- **GIVEN REQUEST**:
Copy each line of the data below with the word "Confidentialité".

====== MATERIAL PROVIDED ======

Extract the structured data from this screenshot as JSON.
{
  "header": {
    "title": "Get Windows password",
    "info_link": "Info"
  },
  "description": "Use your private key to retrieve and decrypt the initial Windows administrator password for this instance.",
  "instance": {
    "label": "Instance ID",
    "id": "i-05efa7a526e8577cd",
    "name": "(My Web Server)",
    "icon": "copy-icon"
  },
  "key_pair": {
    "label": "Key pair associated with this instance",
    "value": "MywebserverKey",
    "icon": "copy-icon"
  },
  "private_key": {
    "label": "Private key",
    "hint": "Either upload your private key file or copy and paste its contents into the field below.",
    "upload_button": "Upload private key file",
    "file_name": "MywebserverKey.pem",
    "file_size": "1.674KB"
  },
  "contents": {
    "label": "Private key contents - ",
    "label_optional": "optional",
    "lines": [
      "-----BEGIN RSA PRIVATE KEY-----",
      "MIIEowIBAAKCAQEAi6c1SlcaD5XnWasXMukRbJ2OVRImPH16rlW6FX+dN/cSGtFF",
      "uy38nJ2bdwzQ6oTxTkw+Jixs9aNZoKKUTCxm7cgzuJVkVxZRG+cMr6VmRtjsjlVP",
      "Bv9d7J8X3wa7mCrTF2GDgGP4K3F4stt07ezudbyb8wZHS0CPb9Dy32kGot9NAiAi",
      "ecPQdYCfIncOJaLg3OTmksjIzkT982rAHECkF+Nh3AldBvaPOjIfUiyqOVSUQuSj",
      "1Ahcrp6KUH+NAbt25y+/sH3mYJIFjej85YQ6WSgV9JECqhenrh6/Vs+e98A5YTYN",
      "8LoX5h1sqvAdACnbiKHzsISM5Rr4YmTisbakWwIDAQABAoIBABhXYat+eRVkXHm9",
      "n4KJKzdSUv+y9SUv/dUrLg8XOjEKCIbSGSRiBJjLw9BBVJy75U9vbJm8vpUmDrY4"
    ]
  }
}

======
====== MATERIAL PROVIDED ======

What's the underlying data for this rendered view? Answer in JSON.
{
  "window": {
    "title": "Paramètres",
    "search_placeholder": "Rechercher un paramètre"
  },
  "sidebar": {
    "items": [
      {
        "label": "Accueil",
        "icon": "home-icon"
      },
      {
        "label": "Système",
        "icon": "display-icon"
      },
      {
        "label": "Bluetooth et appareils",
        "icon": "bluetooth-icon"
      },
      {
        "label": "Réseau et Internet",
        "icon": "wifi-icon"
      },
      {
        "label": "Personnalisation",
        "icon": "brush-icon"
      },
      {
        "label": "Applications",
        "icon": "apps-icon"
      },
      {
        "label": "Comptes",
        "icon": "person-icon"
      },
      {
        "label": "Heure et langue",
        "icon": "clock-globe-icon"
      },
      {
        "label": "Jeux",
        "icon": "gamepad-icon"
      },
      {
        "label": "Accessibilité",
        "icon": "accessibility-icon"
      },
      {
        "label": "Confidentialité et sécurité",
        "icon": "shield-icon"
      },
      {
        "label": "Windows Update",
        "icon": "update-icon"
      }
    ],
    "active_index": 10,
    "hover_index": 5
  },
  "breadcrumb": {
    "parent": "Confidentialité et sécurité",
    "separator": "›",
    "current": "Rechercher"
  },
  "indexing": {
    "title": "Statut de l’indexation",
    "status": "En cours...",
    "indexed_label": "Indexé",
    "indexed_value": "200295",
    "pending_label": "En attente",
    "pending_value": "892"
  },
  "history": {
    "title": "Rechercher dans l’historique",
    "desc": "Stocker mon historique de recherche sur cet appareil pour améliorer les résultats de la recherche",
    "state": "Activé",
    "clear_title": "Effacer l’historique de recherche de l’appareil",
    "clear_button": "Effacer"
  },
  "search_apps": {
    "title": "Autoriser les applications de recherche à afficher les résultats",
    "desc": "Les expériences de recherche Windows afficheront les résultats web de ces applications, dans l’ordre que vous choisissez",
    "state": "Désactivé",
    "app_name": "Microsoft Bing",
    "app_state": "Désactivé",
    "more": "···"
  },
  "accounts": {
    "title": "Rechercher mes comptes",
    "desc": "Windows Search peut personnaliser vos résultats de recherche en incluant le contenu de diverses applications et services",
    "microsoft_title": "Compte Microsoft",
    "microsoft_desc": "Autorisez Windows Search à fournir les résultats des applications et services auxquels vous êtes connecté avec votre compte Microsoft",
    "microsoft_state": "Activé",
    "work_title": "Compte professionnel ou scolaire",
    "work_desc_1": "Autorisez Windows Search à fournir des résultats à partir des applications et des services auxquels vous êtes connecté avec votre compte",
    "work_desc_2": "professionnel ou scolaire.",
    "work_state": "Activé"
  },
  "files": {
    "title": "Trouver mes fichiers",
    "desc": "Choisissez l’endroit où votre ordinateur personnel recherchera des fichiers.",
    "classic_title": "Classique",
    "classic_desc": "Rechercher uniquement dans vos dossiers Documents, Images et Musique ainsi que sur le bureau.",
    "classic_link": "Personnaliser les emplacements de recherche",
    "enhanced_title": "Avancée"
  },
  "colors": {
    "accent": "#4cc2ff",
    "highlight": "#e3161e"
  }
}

======

- **EXERCISE ANSWER**:
        "label": "Confidentialité et sécurité",
    "parent": "Confidentialité et sécurité",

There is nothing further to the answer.